Exercise material:

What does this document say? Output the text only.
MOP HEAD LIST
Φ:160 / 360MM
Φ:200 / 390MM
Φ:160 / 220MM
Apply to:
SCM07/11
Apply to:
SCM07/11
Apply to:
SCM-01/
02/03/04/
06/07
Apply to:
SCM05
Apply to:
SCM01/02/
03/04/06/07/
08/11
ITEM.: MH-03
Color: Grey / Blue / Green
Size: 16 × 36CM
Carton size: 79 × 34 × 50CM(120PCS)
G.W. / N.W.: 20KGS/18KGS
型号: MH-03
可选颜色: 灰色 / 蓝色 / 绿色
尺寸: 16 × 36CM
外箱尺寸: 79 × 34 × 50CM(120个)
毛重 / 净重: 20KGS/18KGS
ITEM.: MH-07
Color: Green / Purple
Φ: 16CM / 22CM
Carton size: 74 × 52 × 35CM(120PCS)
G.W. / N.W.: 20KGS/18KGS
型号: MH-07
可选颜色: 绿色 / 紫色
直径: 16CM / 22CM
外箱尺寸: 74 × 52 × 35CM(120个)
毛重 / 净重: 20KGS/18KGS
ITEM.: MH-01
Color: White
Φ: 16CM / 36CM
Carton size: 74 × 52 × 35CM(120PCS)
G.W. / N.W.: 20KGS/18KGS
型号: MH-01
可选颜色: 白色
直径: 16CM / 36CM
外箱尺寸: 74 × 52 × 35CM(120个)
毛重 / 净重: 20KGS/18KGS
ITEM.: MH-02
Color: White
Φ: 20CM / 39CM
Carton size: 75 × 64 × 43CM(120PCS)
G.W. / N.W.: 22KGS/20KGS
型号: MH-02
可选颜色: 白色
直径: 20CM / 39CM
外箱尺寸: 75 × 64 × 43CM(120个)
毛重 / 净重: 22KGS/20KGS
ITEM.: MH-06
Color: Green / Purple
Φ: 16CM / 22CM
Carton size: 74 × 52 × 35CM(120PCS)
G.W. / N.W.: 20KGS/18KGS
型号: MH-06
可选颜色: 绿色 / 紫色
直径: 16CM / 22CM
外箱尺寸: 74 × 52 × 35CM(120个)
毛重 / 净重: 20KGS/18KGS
...
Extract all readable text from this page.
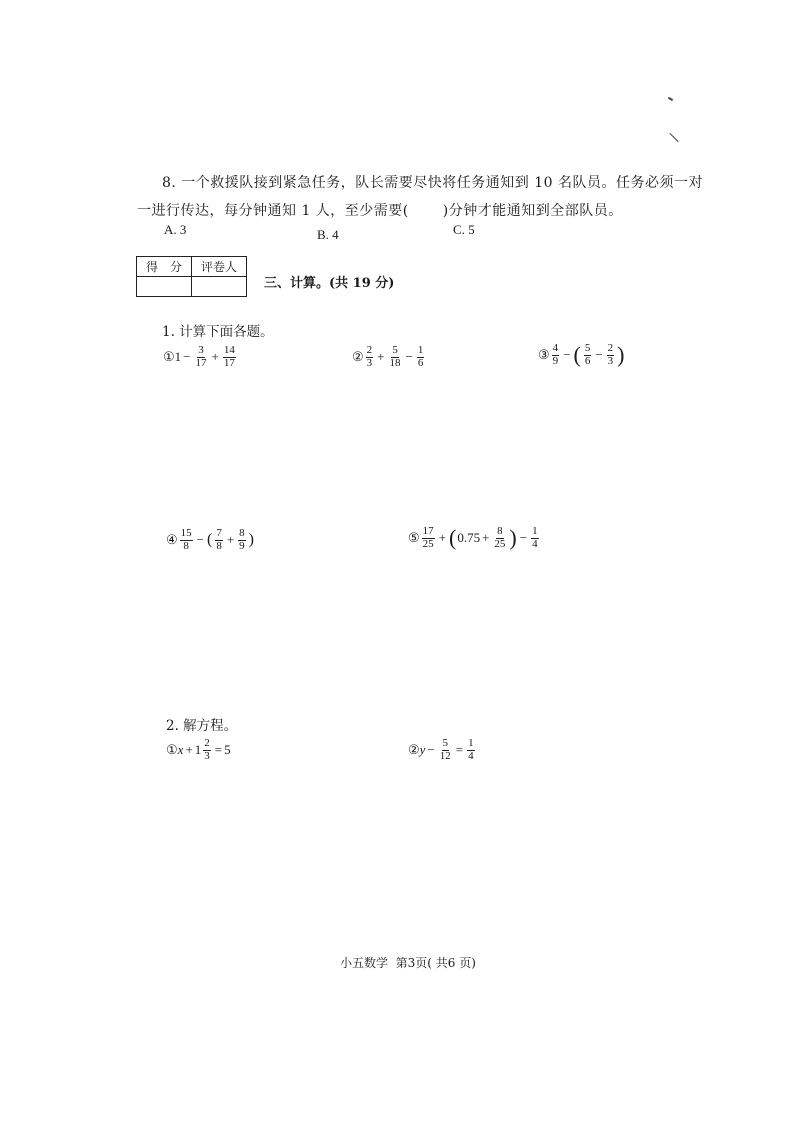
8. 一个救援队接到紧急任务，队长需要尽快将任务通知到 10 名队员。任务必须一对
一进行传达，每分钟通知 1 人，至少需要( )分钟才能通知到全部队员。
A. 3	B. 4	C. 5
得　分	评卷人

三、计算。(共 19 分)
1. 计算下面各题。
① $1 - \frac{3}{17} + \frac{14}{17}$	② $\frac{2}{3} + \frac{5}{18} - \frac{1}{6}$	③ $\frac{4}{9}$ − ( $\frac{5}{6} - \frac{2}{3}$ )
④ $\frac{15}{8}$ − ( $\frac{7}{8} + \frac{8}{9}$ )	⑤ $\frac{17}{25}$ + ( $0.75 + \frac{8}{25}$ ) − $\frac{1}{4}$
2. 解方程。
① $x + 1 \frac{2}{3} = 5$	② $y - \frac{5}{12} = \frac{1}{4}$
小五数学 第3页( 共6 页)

What is needed: Scan the material and collect every line that contains "this".

Solution to the exercise:
What does this document say? Output the text only.
Extract all readable text from this page.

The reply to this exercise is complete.